[Records for this task]
···

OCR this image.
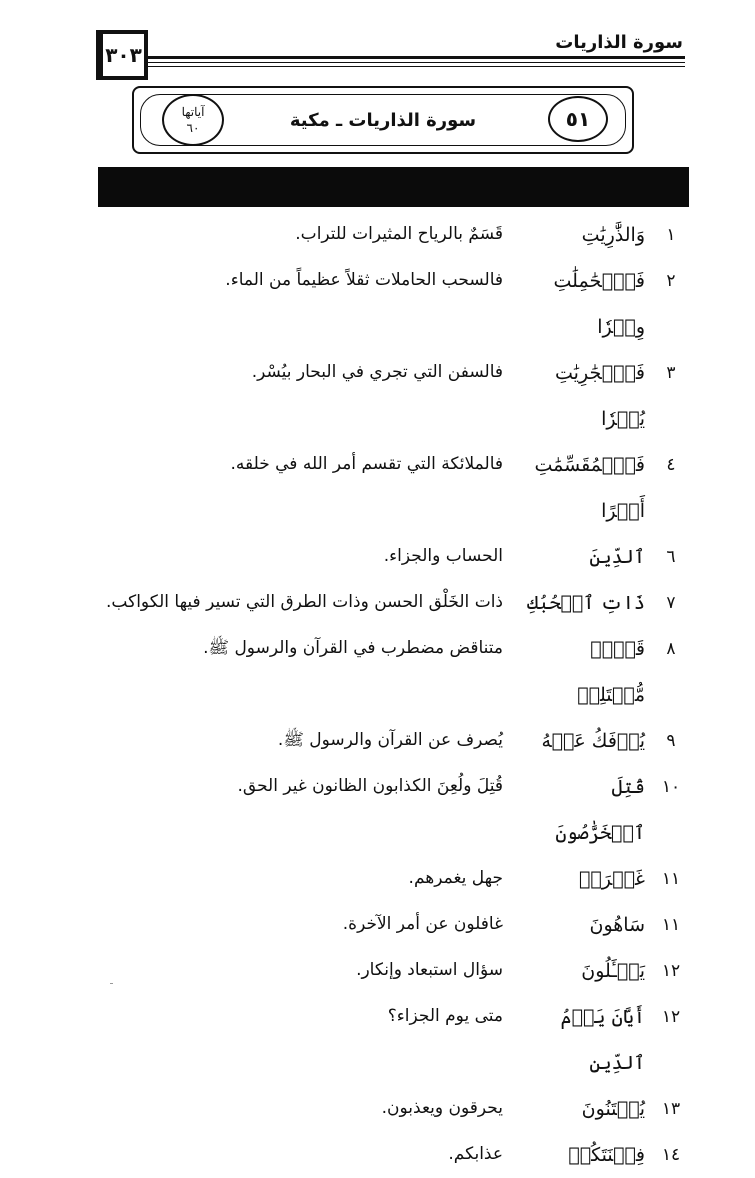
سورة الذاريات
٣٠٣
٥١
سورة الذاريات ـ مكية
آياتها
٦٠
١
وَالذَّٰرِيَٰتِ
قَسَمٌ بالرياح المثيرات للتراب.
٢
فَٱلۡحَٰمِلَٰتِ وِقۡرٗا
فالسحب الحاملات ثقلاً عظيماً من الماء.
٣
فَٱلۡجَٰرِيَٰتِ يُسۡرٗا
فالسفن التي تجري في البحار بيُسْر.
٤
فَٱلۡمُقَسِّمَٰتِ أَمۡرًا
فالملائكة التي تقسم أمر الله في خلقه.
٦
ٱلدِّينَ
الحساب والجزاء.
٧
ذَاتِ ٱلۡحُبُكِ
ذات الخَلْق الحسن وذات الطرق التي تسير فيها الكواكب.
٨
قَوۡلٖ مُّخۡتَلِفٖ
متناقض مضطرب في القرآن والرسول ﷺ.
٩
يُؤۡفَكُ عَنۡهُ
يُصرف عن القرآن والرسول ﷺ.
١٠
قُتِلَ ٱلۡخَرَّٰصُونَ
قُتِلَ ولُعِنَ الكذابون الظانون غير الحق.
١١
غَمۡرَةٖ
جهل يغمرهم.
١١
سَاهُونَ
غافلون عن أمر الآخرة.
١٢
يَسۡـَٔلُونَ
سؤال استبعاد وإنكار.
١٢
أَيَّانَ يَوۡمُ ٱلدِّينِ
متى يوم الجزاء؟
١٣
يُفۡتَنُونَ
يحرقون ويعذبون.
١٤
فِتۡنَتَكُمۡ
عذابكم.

···

[Exercise]
Pick out every line holding the string "القرآن" and return it.

[Solution]
متناقض مضطرب في القرآن والرسول ﷺ.
يُصرف عن القرآن والرسول ﷺ.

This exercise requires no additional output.